Check each line for the string "REIT". Give only the count of lines that have it.

•••••

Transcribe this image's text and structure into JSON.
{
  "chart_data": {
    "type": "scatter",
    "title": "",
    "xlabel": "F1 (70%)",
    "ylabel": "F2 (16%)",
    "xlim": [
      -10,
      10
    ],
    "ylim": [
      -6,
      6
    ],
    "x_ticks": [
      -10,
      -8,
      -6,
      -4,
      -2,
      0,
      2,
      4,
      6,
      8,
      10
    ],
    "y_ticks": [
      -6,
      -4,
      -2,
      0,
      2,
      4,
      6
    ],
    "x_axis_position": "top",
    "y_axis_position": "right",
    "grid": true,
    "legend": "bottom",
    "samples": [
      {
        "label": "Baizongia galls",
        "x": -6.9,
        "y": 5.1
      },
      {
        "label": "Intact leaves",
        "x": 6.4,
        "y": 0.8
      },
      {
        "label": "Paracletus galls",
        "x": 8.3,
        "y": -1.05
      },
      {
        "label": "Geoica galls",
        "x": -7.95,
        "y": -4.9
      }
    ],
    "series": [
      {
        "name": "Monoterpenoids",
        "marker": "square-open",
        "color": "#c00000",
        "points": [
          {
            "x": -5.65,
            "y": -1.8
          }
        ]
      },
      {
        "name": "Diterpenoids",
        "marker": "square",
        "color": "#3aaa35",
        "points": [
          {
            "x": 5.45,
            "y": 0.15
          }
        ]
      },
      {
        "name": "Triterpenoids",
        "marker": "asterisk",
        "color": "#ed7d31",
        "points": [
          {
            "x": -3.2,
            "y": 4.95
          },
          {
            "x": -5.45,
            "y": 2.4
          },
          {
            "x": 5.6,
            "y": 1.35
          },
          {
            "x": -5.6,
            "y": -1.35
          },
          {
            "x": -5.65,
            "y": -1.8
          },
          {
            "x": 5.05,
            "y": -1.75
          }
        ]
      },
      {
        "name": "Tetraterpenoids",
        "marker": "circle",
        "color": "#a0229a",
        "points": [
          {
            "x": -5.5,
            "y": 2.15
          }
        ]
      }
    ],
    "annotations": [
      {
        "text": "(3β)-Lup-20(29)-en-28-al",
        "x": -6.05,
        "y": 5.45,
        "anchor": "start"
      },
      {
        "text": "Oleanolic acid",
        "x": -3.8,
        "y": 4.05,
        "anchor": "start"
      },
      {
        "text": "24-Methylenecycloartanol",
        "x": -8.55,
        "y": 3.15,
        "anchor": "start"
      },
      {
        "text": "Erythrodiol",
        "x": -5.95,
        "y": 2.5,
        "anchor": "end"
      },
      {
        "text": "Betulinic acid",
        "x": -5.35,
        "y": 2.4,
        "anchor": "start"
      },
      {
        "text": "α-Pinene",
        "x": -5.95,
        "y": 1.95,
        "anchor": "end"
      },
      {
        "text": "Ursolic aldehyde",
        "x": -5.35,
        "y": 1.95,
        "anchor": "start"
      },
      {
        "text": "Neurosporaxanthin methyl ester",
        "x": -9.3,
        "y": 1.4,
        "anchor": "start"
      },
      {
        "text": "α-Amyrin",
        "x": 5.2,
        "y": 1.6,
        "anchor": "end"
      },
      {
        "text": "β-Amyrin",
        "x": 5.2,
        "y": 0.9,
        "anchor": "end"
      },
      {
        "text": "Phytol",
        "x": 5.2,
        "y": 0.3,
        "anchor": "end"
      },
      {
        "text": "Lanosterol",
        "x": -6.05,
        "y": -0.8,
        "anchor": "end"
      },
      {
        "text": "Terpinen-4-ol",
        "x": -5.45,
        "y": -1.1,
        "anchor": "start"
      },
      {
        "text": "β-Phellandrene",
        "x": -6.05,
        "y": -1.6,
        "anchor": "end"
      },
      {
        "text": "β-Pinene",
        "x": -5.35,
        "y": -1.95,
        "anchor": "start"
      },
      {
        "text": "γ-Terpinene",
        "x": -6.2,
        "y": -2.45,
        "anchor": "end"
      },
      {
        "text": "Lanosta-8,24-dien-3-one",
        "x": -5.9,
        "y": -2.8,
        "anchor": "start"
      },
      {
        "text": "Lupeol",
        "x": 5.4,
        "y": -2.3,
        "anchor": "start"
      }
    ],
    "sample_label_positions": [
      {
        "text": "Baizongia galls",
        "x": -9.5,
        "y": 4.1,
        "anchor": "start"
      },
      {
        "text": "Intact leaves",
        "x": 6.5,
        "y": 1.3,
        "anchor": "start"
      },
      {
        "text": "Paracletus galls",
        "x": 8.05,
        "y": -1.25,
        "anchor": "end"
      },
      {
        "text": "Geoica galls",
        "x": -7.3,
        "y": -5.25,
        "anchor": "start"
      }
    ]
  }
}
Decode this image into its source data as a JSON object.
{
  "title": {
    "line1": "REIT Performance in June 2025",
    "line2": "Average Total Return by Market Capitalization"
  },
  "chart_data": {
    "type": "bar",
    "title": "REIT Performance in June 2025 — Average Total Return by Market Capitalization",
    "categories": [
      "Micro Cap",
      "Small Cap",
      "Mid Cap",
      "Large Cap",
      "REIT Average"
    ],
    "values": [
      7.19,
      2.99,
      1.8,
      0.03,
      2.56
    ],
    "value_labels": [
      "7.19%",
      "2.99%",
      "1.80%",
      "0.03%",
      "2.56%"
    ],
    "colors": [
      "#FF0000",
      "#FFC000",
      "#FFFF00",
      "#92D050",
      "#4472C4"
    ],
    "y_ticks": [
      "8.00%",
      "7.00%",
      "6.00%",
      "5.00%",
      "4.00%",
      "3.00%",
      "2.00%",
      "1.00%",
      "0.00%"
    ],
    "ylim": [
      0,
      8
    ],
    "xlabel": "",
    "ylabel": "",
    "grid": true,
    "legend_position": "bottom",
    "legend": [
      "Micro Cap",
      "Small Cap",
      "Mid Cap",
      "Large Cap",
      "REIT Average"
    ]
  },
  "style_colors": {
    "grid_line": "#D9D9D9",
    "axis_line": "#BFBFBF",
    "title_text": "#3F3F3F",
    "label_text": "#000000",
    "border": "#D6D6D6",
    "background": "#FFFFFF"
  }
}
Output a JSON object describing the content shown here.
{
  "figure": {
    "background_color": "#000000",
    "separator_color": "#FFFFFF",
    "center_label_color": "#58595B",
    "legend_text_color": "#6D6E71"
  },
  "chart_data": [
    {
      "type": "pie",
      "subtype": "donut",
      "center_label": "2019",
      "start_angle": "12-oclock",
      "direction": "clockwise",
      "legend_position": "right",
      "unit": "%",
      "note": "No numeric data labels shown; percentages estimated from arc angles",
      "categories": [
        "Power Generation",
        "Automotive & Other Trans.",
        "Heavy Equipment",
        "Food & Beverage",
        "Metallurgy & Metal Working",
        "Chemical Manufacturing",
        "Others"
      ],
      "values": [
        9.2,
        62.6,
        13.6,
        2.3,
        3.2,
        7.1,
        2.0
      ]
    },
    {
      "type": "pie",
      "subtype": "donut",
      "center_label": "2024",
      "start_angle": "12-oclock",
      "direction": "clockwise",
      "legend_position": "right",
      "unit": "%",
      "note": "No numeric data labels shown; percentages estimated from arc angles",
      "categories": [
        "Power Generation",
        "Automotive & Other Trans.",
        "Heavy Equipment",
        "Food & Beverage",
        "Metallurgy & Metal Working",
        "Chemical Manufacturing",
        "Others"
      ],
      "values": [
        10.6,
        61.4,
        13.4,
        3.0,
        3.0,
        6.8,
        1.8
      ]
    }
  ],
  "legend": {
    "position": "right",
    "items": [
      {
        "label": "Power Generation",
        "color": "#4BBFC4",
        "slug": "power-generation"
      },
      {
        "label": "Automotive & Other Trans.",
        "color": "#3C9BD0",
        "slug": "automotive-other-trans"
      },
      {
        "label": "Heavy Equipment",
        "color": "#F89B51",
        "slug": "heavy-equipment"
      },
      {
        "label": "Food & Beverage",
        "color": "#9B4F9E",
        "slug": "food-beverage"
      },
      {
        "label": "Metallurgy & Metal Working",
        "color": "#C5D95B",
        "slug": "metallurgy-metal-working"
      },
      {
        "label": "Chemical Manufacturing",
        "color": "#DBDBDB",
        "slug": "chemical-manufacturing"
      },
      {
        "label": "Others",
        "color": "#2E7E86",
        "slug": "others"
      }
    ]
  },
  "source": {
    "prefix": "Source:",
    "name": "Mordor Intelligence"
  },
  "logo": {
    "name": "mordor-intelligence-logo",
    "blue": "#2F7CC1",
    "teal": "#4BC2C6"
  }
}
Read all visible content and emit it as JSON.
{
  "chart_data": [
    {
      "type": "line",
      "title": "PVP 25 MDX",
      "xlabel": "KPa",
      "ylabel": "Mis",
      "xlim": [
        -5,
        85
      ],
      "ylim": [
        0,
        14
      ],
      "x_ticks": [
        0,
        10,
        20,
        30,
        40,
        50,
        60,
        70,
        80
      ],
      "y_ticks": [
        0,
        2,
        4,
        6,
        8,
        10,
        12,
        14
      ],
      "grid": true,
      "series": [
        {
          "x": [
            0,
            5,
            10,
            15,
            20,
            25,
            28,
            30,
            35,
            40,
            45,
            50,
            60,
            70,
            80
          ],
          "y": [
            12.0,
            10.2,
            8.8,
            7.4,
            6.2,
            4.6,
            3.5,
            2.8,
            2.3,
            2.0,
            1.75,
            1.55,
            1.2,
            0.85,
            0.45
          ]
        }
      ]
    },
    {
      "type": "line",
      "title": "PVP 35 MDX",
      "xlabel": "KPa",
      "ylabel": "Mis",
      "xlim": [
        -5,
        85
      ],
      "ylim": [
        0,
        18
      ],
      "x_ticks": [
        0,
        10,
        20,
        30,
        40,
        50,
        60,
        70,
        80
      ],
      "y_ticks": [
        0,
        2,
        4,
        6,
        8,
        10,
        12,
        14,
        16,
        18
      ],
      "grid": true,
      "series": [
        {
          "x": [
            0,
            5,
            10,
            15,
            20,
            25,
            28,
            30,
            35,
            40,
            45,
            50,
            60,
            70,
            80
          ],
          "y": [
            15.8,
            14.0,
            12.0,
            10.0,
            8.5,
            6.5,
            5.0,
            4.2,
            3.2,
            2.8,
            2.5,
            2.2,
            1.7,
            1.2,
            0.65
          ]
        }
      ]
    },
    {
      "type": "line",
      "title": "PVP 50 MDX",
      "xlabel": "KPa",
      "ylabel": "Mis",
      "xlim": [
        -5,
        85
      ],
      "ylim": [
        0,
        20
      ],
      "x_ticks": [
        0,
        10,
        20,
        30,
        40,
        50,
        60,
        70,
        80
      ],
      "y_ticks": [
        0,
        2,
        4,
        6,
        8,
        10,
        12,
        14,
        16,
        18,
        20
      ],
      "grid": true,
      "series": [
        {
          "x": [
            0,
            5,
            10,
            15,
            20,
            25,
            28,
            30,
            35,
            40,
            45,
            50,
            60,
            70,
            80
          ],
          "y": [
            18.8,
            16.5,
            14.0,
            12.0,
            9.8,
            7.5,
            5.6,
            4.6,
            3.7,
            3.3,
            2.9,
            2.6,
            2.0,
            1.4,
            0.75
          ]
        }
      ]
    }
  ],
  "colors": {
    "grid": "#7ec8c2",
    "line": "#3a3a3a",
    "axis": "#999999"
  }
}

•••••

# [WORKED SOLUTION]
4